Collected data
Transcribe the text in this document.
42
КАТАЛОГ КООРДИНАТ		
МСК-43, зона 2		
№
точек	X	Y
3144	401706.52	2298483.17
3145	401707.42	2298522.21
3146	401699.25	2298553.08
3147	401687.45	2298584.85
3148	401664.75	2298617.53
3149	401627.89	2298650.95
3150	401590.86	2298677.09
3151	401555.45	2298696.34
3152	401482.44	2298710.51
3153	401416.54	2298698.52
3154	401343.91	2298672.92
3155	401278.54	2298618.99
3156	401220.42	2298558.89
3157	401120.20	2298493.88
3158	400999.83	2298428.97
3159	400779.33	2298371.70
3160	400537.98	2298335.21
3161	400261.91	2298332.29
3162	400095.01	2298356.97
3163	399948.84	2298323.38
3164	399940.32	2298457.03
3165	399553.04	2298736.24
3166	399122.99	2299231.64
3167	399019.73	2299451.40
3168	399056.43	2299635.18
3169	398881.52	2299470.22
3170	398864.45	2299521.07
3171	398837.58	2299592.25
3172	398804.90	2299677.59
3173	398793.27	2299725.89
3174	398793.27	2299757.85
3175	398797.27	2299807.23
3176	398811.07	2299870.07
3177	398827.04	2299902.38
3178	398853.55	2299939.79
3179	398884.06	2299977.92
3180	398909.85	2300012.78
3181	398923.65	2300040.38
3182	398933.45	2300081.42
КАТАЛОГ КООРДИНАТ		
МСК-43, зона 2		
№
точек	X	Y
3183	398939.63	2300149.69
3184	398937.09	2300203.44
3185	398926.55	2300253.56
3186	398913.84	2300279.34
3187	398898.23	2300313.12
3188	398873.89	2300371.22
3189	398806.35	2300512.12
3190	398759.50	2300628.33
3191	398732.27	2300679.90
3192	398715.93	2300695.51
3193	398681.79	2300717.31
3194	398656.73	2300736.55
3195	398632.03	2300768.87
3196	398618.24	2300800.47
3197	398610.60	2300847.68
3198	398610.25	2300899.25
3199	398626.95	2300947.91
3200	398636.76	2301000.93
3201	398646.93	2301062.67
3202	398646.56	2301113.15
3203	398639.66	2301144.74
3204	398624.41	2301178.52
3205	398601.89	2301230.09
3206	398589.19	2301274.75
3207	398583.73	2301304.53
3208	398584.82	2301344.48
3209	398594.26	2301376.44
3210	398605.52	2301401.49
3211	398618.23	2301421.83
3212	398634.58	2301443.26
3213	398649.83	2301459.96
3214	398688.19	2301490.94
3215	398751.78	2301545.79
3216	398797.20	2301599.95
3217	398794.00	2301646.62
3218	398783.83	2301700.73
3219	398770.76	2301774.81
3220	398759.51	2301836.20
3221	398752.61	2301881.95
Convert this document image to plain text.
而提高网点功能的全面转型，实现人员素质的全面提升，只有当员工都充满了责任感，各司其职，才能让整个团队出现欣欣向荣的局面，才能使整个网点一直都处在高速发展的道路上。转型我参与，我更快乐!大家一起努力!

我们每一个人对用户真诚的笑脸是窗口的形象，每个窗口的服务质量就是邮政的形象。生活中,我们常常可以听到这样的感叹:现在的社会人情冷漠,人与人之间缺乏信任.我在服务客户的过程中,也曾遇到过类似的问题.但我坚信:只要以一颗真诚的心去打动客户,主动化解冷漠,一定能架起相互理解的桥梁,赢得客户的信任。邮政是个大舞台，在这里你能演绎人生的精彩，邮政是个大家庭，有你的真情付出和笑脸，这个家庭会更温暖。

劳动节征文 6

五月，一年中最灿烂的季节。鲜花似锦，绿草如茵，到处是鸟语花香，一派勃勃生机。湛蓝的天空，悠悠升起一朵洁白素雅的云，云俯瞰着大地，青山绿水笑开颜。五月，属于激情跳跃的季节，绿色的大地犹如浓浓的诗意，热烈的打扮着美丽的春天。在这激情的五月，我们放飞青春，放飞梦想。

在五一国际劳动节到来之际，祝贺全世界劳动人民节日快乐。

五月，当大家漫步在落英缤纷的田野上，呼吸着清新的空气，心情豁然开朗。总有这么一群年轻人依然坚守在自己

EXERCISE DETAILS
Copy all lines from the material that contain "document".

CORRECT OUTPUT
Transcribe the text in this document.
Convert this document image to plain text.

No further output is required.